====== Data records ======
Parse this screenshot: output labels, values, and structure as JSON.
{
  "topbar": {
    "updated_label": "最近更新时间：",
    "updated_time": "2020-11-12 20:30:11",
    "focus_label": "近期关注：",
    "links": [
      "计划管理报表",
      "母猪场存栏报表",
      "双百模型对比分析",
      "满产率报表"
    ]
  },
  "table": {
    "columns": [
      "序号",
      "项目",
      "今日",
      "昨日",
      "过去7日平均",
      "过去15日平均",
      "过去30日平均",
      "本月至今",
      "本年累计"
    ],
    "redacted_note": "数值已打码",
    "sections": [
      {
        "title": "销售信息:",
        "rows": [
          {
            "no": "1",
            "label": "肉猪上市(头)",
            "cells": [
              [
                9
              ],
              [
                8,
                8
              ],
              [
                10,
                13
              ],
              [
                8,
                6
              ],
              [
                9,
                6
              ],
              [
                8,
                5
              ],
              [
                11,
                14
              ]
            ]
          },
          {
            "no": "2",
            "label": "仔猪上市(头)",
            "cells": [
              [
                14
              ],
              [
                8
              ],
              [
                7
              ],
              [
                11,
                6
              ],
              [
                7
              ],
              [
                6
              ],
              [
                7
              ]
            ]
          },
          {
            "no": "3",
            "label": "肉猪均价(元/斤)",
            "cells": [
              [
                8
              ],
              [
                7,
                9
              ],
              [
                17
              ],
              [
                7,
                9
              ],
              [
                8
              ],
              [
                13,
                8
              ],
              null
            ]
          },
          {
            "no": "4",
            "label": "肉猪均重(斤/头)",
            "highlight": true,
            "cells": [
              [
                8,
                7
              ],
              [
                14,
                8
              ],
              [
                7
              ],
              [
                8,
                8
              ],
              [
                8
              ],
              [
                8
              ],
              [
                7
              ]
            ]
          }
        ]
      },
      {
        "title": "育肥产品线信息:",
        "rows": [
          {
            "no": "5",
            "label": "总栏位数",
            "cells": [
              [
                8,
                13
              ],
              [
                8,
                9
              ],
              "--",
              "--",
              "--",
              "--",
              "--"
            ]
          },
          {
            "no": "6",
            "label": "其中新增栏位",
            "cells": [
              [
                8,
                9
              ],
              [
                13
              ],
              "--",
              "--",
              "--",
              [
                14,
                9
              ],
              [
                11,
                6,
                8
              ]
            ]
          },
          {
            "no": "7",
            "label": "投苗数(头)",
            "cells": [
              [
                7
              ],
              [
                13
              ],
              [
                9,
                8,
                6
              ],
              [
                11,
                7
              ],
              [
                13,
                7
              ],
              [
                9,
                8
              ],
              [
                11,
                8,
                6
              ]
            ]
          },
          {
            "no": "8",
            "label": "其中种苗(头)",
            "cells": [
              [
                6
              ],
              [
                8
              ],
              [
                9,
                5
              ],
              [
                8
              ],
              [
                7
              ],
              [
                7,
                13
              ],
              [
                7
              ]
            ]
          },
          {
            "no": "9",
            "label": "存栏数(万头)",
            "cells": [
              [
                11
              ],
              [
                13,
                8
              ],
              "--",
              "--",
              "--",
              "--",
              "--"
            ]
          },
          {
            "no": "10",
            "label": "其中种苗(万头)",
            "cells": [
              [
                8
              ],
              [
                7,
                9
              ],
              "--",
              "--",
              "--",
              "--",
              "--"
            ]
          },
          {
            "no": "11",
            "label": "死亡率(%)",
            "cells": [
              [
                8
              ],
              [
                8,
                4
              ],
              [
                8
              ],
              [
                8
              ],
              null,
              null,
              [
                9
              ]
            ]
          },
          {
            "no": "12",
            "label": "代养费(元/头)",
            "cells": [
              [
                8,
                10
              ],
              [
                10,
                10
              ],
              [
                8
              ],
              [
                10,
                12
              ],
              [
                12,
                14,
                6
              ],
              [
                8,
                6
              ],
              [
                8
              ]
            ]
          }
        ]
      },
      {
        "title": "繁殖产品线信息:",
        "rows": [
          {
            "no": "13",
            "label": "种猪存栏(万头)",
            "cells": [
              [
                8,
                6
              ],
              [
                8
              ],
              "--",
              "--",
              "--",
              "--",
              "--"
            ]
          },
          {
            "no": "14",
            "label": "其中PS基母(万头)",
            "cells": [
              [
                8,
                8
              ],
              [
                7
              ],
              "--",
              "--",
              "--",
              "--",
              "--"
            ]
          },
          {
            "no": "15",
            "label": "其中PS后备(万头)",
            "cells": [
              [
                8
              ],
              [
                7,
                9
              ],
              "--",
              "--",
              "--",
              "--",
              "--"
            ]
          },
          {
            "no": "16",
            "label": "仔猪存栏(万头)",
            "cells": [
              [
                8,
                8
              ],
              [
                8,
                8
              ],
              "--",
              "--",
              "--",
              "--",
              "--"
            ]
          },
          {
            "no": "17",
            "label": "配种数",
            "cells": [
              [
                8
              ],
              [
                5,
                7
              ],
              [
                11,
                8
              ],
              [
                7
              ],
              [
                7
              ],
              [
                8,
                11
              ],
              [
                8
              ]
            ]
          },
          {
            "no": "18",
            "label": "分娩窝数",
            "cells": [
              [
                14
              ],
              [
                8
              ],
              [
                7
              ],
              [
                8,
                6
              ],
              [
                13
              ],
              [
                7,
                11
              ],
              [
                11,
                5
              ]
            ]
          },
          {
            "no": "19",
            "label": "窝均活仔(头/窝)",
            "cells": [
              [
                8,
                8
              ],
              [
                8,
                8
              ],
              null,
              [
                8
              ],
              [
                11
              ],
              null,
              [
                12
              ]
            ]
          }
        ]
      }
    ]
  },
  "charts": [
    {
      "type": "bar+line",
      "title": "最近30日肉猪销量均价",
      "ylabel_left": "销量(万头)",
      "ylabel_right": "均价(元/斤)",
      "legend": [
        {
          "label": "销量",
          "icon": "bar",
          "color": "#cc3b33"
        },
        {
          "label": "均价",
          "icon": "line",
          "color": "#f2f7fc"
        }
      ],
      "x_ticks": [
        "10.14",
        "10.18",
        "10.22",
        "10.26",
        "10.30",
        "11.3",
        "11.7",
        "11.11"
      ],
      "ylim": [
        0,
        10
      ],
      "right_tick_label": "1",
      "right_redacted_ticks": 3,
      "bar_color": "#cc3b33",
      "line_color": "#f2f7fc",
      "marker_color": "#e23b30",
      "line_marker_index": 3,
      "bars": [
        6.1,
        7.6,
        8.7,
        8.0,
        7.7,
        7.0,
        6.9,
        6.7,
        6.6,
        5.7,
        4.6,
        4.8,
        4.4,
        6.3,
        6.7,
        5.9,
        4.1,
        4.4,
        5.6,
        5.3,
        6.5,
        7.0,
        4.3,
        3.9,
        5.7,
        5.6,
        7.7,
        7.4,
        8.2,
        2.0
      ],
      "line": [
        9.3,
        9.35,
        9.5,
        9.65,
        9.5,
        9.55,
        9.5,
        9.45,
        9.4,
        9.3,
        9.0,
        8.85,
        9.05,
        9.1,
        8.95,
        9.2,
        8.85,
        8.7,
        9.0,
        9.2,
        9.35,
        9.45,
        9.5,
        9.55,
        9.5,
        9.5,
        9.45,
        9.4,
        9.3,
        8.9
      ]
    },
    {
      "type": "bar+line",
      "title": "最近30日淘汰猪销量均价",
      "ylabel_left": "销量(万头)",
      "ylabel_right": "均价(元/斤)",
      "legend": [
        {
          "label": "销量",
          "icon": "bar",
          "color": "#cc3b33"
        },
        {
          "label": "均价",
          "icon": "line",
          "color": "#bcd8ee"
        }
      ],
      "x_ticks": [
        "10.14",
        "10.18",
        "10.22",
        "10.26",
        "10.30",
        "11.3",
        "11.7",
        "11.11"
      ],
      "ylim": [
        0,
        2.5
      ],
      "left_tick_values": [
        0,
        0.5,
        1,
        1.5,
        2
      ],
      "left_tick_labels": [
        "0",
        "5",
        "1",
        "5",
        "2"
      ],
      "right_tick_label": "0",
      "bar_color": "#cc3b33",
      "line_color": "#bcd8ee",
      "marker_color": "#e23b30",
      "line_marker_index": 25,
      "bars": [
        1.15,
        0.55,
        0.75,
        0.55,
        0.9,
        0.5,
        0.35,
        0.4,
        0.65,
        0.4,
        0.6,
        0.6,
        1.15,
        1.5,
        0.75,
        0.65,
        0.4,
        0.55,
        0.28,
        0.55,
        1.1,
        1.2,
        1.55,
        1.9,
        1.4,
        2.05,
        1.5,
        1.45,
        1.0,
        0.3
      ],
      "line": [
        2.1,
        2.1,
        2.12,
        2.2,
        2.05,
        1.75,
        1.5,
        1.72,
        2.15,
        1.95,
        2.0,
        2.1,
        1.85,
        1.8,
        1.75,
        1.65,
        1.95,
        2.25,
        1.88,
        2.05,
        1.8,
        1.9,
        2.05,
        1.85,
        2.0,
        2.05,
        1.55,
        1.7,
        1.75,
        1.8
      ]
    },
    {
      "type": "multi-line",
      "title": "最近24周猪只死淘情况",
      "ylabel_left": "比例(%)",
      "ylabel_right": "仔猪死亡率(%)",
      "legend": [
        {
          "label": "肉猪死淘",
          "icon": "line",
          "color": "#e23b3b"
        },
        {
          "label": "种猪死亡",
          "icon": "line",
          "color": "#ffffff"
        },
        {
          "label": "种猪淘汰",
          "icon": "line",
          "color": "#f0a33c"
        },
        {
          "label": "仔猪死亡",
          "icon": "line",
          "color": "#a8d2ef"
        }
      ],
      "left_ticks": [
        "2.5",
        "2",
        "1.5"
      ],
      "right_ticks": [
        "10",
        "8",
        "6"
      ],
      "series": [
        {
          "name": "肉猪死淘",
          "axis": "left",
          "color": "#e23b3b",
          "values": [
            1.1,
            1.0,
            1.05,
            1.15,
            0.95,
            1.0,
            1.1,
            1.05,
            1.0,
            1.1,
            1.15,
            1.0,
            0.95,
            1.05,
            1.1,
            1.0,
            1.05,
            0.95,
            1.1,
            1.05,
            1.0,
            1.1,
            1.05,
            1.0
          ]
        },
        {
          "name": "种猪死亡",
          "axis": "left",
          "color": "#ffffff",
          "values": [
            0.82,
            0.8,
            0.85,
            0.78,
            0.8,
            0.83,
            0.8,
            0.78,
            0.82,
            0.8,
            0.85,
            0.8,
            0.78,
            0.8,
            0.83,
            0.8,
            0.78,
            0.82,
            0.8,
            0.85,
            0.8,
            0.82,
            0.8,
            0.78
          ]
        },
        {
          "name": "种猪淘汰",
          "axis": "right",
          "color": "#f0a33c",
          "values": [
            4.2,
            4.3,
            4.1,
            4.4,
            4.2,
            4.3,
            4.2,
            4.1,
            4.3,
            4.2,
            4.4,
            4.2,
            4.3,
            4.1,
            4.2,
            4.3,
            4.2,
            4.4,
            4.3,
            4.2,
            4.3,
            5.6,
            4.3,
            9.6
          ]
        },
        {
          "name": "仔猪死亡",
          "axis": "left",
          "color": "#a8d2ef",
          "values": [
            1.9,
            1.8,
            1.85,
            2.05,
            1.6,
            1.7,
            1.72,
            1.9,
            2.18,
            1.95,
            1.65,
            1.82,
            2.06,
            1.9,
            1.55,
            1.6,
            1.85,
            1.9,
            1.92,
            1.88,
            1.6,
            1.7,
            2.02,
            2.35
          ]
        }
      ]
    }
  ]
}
======
====== Data records ======
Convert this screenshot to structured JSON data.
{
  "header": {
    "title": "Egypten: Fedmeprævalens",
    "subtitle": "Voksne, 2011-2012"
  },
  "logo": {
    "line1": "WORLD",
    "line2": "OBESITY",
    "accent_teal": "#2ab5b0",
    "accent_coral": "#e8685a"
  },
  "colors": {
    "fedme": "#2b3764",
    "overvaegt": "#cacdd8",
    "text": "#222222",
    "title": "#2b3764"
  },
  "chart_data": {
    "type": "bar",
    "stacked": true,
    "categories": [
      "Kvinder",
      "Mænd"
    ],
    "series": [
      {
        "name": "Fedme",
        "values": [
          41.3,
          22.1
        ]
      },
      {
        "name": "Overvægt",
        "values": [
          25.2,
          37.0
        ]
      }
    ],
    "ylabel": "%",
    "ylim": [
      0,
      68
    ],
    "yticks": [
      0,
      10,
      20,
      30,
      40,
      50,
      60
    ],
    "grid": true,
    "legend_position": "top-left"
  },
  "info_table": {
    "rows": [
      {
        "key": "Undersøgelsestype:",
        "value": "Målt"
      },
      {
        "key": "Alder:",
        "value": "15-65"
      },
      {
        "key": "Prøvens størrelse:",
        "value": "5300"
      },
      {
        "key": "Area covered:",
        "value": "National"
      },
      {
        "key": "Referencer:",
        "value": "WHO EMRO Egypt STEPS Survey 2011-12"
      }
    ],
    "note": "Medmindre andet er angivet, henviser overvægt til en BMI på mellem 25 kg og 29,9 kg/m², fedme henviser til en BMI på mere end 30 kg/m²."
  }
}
======
Locate the word "this" in the records and collect each line it appears in.

## Expected answer
Parse this screenshot: output labels, values, and structure as JSON.
Convert this screenshot to structured JSON data.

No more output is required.